Images excluded, repeat each entry below exactly.
━━━━━━
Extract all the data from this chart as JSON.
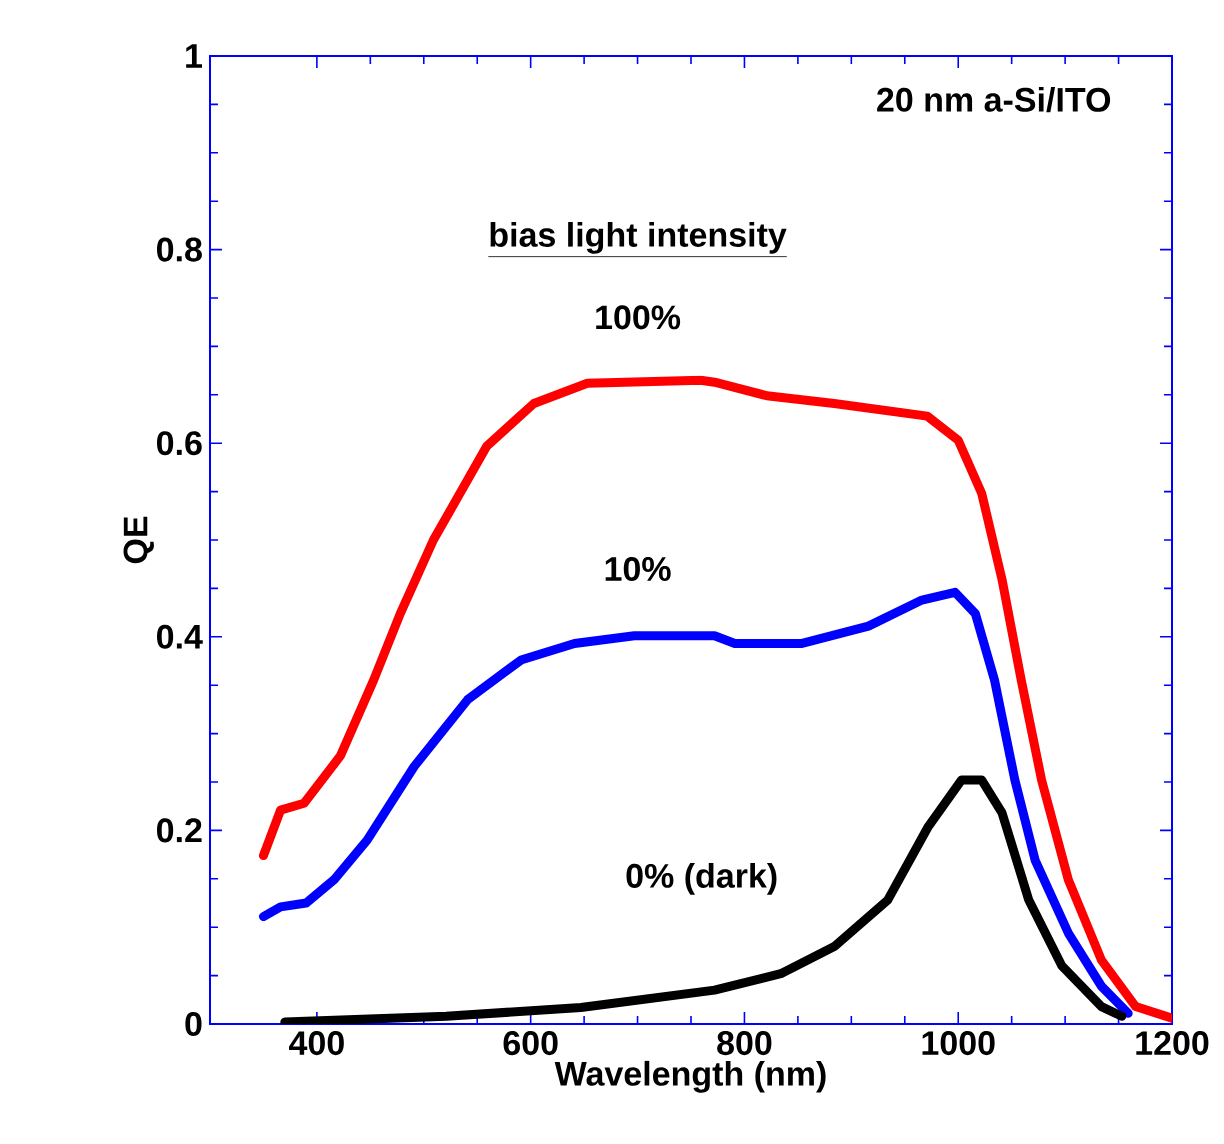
{
  "chart_data": {
    "type": "line",
    "xlabel": "Wavelength (nm)",
    "ylabel": "QE",
    "xlim": [
      300,
      1200
    ],
    "ylim": [
      0,
      1
    ],
    "xticks": [
      400,
      600,
      800,
      1000,
      1200
    ],
    "yticks": [
      0,
      0.2,
      0.4,
      0.6,
      0.8,
      1
    ],
    "annotations": [
      "20 nm a-Si/ITO",
      "bias light intensity"
    ],
    "series": [
      {
        "name": "100%",
        "color": "#ff0000",
        "x": [
          350,
          366,
          388,
          422,
          453,
          478,
          509,
          559,
          603,
          653,
          759,
          772,
          821,
          884,
          971,
          1000,
          1022,
          1041,
          1059,
          1078,
          1103,
          1134,
          1166,
          1200
        ],
        "values": [
          0.174,
          0.221,
          0.228,
          0.277,
          0.355,
          0.424,
          0.5,
          0.597,
          0.641,
          0.662,
          0.665,
          0.663,
          0.649,
          0.641,
          0.628,
          0.603,
          0.548,
          0.459,
          0.355,
          0.252,
          0.149,
          0.066,
          0.018,
          0.006
        ]
      },
      {
        "name": "10%",
        "color": "#0000ff",
        "x": [
          350,
          366,
          390,
          416,
          447,
          491,
          541,
          591,
          641,
          697,
          772,
          791,
          853,
          916,
          966,
          997,
          1016,
          1034,
          1053,
          1072,
          1103,
          1134,
          1159
        ],
        "values": [
          0.111,
          0.121,
          0.125,
          0.149,
          0.19,
          0.266,
          0.335,
          0.376,
          0.393,
          0.401,
          0.401,
          0.393,
          0.393,
          0.411,
          0.438,
          0.446,
          0.424,
          0.355,
          0.252,
          0.169,
          0.094,
          0.039,
          0.011
        ]
      },
      {
        "name": "0% (dark)",
        "color": "#000000",
        "x": [
          370,
          521,
          647,
          772,
          834,
          884,
          934,
          972,
          1003,
          1022,
          1041,
          1066,
          1097,
          1134,
          1153
        ],
        "values": [
          0.002,
          0.008,
          0.017,
          0.035,
          0.052,
          0.08,
          0.128,
          0.204,
          0.252,
          0.252,
          0.218,
          0.128,
          0.06,
          0.018,
          0.008
        ]
      }
    ]
  }
}
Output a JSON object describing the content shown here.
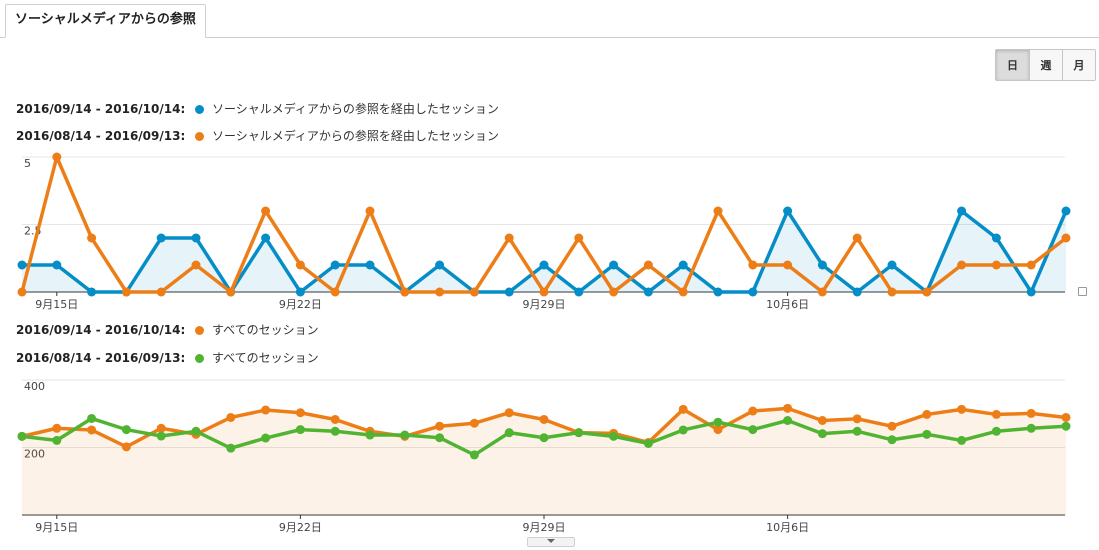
━━━━━━
> **TASK OUTPUT**:
Extract all the data from this chart as JSON.
{
  "chart_data": {
    "type": "line",
    "xlabel": "Wavelength (nm)",
    "ylabel": "QE",
    "xlim": [
      300,
      1200
    ],
    "ylim": [
      0,
      1
    ],
    "xticks": [
      400,
      600,
      800,
      1000,
      1200
    ],
    "yticks": [
      0,
      0.2,
      0.4,
      0.6,
      0.8,
      1
    ],
    "annotations": [
      "20 nm a-Si/ITO",
      "bias light intensity"
    ],
    "series": [
      {
        "name": "100%",
        "color": "#ff0000",
        "x": [
          350,
          366,
          388,
          422,
          453,
          478,
          509,
          559,
          603,
          653,
          759,
          772,
          821,
          884,
          971,
          1000,
          1022,
          1041,
          1059,
          1078,
          1103,
          1134,
          1166,
          1200
        ],
        "values": [
          0.174,
          0.221,
          0.228,
          0.277,
          0.355,
          0.424,
          0.5,
          0.597,
          0.641,
          0.662,
          0.665,
          0.663,
          0.649,
          0.641,
          0.628,
          0.603,
          0.548,
          0.459,
          0.355,
          0.252,
          0.149,
          0.066,
          0.018,
          0.006
        ]
      },
      {
        "name": "10%",
        "color": "#0000ff",
        "x": [
          350,
          366,
          390,
          416,
          447,
          491,
          541,
          591,
          641,
          697,
          772,
          791,
          853,
          916,
          966,
          997,
          1016,
          1034,
          1053,
          1072,
          1103,
          1134,
          1159
        ],
        "values": [
          0.111,
          0.121,
          0.125,
          0.149,
          0.19,
          0.266,
          0.335,
          0.376,
          0.393,
          0.401,
          0.401,
          0.393,
          0.393,
          0.411,
          0.438,
          0.446,
          0.424,
          0.355,
          0.252,
          0.169,
          0.094,
          0.039,
          0.011
        ]
      },
      {
        "name": "0% (dark)",
        "color": "#000000",
        "x": [
          370,
          521,
          647,
          772,
          834,
          884,
          934,
          972,
          1003,
          1022,
          1041,
          1066,
          1097,
          1134,
          1153
        ],
        "values": [
          0.002,
          0.008,
          0.017,
          0.035,
          0.052,
          0.08,
          0.128,
          0.204,
          0.252,
          0.252,
          0.218,
          0.128,
          0.06,
          0.018,
          0.008
        ]
      }
    ]
  }
}
Output a JSON object describing the content shown here.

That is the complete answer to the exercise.